◆ **STORED RECORDS**
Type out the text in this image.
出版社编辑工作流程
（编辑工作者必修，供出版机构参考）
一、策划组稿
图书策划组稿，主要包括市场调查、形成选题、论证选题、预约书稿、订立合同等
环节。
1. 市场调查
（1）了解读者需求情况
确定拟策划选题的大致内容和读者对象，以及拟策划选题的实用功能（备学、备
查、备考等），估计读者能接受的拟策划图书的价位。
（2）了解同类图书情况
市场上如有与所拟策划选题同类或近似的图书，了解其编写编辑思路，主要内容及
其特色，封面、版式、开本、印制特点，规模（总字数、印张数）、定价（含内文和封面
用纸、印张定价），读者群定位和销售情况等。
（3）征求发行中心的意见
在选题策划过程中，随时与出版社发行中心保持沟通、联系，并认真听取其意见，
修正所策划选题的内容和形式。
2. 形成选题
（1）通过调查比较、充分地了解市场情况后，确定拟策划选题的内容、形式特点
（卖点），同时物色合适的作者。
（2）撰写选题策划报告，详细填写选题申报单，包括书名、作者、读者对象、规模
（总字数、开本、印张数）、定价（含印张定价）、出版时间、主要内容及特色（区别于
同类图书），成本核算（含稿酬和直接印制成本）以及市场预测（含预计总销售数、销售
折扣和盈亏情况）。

◆ **WHAT TO WORK ON**
Working from the material above, retype it in its entirety without change.

◆ **RESPONSE**
Type out the text in this image.
出版社编辑工作流程
（编辑工作者必修，供出版机构参考）
一、策划组稿
图书策划组稿，主要包括市场调查、形成选题、论证选题、预约书稿、订立合同等
环节。
1. 市场调查
（1）了解读者需求情况
确定拟策划选题的大致内容和读者对象，以及拟策划选题的实用功能（备学、备
查、备考等），估计读者能接受的拟策划图书的价位。
（2）了解同类图书情况
市场上如有与所拟策划选题同类或近似的图书，了解其编写编辑思路，主要内容及
其特色，封面、版式、开本、印制特点，规模（总字数、印张数）、定价（含内文和封面
用纸、印张定价），读者群定位和销售情况等。
（3）征求发行中心的意见
在选题策划过程中，随时与出版社发行中心保持沟通、联系，并认真听取其意见，
修正所策划选题的内容和形式。
2. 形成选题
（1）通过调查比较、充分地了解市场情况后，确定拟策划选题的内容、形式特点
（卖点），同时物色合适的作者。
（2）撰写选题策划报告，详细填写选题申报单，包括书名、作者、读者对象、规模
（总字数、开本、印张数）、定价（含印张定价）、出版时间、主要内容及特色（区别于
同类图书），成本核算（含稿酬和直接印制成本）以及市场预测（含预计总销售数、销售
折扣和盈亏情况）。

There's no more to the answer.